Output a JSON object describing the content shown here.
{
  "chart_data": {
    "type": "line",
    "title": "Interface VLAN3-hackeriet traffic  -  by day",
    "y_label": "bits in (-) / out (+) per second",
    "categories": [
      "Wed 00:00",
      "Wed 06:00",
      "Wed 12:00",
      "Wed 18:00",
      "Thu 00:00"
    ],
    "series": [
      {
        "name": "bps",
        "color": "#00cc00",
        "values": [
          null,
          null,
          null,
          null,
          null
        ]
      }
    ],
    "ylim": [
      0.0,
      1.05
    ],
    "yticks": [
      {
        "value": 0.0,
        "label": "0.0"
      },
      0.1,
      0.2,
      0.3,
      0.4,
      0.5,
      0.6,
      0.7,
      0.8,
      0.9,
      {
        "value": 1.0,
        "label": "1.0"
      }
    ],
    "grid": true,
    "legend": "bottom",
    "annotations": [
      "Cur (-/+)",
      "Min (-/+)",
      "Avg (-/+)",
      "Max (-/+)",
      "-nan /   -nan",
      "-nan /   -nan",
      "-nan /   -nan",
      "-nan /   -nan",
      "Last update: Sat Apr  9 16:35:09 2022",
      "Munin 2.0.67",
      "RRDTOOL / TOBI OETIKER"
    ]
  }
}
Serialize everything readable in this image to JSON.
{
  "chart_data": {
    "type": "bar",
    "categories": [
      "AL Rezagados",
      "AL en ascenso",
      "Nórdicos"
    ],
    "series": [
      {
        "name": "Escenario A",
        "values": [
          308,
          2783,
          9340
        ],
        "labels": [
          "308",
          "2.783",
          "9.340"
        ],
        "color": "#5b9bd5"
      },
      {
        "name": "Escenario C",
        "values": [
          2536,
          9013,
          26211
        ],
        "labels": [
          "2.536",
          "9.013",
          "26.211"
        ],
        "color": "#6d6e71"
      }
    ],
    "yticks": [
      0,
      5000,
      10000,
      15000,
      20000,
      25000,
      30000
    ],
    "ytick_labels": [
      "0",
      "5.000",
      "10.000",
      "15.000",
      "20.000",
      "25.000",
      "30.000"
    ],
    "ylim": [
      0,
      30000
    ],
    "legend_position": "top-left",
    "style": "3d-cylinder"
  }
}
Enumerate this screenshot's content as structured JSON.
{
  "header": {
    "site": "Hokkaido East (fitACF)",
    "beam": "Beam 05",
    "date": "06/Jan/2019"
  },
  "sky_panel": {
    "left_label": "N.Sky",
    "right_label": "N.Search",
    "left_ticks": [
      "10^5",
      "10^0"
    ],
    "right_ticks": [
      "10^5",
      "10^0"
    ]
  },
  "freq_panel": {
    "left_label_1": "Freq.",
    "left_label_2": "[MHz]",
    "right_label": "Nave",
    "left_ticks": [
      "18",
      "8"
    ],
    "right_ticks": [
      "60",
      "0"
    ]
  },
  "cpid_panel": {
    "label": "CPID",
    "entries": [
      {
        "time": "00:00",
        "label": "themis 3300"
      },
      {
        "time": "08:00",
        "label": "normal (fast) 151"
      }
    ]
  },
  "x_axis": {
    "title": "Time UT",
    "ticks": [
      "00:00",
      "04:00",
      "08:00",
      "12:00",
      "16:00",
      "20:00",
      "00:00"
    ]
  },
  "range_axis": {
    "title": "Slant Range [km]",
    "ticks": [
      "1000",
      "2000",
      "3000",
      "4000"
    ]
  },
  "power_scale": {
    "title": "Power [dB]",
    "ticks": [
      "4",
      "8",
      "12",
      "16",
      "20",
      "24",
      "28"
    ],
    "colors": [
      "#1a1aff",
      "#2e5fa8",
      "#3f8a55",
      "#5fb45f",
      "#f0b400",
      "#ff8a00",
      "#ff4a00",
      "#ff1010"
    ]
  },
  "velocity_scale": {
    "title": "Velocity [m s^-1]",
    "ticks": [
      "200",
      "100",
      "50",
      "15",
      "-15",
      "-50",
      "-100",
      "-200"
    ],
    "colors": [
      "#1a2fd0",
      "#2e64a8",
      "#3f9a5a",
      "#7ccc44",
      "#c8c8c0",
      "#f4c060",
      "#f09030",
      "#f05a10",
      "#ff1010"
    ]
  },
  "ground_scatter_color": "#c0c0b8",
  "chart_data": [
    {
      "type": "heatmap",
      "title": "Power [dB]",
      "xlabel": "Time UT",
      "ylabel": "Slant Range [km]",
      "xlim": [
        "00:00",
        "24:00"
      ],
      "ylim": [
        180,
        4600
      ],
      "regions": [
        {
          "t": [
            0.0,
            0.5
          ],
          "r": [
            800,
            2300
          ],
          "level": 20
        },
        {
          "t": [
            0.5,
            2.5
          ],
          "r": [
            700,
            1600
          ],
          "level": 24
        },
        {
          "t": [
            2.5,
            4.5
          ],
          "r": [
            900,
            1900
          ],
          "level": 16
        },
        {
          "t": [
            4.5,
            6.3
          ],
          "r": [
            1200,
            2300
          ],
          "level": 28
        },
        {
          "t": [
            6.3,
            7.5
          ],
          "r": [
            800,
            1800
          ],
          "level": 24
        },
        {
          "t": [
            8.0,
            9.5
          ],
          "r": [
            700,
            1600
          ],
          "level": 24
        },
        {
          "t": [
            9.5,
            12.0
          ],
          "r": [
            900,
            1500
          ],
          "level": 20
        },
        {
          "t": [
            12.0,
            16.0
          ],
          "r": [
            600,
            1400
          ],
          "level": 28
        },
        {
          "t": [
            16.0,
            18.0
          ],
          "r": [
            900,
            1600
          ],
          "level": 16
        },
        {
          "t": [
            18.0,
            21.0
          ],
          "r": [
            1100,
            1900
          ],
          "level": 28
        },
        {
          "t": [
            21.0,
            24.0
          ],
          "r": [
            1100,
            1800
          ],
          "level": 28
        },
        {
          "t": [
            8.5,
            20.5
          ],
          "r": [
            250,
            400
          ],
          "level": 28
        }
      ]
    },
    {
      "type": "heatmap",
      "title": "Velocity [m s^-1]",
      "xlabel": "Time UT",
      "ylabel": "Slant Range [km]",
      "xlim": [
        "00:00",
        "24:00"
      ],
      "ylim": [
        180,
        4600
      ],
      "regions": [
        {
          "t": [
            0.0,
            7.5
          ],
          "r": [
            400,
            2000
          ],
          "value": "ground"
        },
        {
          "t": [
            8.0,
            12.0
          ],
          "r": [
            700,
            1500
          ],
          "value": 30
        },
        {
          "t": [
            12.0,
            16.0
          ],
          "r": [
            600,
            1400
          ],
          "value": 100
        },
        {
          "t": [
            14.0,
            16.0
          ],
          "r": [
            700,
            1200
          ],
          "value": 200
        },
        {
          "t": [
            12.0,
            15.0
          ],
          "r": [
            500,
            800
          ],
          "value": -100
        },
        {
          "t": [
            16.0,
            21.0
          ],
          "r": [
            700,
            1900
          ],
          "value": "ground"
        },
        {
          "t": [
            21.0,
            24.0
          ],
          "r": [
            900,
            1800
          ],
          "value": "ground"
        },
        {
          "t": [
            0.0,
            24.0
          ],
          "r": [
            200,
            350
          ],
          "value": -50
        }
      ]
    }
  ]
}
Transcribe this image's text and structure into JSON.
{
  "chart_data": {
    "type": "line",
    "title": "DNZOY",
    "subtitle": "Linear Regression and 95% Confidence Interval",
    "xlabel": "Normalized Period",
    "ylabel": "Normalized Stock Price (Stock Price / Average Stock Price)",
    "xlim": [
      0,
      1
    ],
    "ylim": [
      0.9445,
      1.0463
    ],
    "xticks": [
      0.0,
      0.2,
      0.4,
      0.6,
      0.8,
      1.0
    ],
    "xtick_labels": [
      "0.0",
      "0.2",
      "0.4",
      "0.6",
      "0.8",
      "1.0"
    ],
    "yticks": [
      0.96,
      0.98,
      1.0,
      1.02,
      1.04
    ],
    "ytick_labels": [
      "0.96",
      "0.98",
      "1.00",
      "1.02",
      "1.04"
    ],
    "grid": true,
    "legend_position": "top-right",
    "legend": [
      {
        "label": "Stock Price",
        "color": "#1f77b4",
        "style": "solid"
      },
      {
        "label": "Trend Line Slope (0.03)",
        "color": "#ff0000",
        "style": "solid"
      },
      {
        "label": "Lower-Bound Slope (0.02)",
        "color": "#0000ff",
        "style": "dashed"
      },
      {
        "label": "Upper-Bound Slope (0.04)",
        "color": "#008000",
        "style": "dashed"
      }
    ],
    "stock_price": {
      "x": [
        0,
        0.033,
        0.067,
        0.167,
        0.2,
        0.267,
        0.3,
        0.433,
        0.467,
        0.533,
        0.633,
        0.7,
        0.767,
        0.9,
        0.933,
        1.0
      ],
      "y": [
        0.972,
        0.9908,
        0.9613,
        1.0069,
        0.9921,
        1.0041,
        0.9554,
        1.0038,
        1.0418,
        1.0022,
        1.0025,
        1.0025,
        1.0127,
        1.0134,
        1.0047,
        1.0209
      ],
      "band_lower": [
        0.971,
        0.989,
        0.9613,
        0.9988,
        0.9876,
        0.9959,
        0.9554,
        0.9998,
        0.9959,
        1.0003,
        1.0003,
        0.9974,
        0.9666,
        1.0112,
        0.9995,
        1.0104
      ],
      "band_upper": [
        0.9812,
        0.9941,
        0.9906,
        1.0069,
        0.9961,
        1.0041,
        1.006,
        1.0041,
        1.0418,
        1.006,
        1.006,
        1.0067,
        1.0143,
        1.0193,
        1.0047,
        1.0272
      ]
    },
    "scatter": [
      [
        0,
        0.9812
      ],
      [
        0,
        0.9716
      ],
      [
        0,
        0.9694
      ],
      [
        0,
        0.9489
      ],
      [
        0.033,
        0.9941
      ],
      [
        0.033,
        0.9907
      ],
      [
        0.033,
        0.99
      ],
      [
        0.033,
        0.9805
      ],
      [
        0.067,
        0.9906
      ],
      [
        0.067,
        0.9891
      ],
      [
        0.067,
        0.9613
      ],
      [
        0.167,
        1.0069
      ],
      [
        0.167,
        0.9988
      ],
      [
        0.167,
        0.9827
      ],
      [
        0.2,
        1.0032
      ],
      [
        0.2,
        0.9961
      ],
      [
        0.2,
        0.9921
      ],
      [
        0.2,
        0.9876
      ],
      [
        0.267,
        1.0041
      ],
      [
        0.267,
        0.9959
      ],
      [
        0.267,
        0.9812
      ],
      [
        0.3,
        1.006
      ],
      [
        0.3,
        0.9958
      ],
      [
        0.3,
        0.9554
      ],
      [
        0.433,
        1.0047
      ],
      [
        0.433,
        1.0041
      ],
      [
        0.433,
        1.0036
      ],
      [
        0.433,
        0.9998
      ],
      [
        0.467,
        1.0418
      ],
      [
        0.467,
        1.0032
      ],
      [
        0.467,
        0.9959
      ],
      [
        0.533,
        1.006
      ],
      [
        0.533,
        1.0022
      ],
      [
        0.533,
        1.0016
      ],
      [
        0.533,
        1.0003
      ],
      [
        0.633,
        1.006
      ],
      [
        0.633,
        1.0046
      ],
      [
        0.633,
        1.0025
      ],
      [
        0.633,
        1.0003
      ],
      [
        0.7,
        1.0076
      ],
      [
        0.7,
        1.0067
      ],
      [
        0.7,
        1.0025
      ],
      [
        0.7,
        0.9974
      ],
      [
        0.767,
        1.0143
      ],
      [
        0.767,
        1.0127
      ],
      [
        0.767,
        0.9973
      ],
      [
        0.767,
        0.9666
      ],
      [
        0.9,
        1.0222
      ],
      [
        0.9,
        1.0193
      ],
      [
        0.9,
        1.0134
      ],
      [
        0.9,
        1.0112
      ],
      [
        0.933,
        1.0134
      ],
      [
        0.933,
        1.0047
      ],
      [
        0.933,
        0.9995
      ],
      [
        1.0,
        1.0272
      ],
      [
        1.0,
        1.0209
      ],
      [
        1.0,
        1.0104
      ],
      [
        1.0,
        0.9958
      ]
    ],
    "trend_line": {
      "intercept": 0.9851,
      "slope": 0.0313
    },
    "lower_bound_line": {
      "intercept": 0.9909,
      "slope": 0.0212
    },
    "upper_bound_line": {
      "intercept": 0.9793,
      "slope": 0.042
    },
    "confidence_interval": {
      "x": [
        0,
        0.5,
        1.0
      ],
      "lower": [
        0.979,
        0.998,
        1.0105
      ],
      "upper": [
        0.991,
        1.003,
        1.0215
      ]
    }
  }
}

+++++

**Aim:** Give every line of the material that includes the string "name".

**Exercise solution:**
        "name": "bps",
        "name": "Escenario A",
        "name": "Escenario C",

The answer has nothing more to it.